"""
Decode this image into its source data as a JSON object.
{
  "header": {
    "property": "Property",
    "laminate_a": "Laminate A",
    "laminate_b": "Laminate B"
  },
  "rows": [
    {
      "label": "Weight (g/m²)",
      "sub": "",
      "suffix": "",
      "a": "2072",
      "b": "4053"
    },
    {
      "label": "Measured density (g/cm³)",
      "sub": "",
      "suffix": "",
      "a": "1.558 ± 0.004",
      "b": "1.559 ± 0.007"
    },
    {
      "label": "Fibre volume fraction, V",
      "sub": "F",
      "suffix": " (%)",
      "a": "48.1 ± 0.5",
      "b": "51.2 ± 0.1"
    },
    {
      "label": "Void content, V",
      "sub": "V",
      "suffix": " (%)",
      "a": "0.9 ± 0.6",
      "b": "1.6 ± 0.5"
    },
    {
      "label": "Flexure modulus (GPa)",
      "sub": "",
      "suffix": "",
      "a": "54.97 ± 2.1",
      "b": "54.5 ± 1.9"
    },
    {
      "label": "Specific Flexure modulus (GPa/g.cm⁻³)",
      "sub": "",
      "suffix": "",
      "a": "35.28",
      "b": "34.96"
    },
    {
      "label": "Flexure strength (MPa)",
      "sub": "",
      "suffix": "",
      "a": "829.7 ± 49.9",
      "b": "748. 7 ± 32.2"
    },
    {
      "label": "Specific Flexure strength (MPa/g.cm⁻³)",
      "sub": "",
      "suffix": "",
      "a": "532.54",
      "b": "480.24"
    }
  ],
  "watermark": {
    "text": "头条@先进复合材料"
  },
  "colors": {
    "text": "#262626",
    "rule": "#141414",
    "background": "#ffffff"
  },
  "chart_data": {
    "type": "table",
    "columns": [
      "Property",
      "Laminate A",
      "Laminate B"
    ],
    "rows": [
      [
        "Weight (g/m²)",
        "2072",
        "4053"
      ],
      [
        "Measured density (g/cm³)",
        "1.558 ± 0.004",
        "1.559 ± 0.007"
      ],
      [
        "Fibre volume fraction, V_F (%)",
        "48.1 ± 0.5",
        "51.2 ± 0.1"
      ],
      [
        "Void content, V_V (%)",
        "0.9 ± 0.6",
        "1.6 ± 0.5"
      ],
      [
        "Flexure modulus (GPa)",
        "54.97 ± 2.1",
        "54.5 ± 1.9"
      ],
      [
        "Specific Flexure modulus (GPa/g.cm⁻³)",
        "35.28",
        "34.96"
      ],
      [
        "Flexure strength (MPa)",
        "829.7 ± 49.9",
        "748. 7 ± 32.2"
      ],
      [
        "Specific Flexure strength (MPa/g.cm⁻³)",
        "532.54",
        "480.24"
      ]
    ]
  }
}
"""
Select the lines in this material that hold the word "content", leaving none out.

● Final answer
      "label": "Void content, V",
        "Void content, V_V (%)",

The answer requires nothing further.